Data records
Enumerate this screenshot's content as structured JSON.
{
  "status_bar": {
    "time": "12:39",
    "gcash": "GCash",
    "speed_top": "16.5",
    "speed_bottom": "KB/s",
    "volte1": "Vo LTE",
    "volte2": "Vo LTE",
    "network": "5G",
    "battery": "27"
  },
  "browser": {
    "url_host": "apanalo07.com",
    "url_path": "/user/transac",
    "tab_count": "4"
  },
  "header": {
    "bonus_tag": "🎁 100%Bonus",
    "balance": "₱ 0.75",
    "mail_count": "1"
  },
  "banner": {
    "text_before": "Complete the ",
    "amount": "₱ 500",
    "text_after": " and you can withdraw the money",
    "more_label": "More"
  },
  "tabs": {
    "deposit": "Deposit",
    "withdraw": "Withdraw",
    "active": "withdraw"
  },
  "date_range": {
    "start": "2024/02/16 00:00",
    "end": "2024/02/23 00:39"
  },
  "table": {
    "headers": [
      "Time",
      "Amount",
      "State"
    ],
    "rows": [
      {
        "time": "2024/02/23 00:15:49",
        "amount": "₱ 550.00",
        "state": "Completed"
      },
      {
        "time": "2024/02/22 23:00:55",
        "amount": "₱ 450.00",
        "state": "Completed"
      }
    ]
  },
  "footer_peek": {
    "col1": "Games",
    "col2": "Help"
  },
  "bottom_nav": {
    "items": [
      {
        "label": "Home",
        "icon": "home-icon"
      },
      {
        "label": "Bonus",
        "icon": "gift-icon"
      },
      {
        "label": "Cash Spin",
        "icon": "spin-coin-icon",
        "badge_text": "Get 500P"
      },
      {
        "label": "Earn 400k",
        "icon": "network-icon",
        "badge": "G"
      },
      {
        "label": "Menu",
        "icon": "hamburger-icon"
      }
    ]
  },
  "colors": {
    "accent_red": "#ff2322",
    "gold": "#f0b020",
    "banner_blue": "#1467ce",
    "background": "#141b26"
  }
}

__SET EXERCISE__
Transcribe the records above exactly as they appear.

__ANSWER TO THE TASK__
Enumerate this screenshot's content as structured JSON.
{
  "status_bar": {
    "time": "12:39",
    "gcash": "GCash",
    "speed_top": "16.5",
    "speed_bottom": "KB/s",
    "volte1": "Vo LTE",
    "volte2": "Vo LTE",
    "network": "5G",
    "battery": "27"
  },
  "browser": {
    "url_host": "apanalo07.com",
    "url_path": "/user/transac",
    "tab_count": "4"
  },
  "header": {
    "bonus_tag": "🎁 100%Bonus",
    "balance": "₱ 0.75",
    "mail_count": "1"
  },
  "banner": {
    "text_before": "Complete the ",
    "amount": "₱ 500",
    "text_after": " and you can withdraw the money",
    "more_label": "More"
  },
  "tabs": {
    "deposit": "Deposit",
    "withdraw": "Withdraw",
    "active": "withdraw"
  },
  "date_range": {
    "start": "2024/02/16 00:00",
    "end": "2024/02/23 00:39"
  },
  "table": {
    "headers": [
      "Time",
      "Amount",
      "State"
    ],
    "rows": [
      {
        "time": "2024/02/23 00:15:49",
        "amount": "₱ 550.00",
        "state": "Completed"
      },
      {
        "time": "2024/02/22 23:00:55",
        "amount": "₱ 450.00",
        "state": "Completed"
      }
    ]
  },
  "footer_peek": {
    "col1": "Games",
    "col2": "Help"
  },
  "bottom_nav": {
    "items": [
      {
        "label": "Home",
        "icon": "home-icon"
      },
      {
        "label": "Bonus",
        "icon": "gift-icon"
      },
      {
        "label": "Cash Spin",
        "icon": "spin-coin-icon",
        "badge_text": "Get 500P"
      },
      {
        "label": "Earn 400k",
        "icon": "network-icon",
        "badge": "G"
      },
      {
        "label": "Menu",
        "icon": "hamburger-icon"
      }
    ]
  },
  "colors": {
    "accent_red": "#ff2322",
    "gold": "#f0b020",
    "banner_blue": "#1467ce",
    "background": "#141b26"
  }
}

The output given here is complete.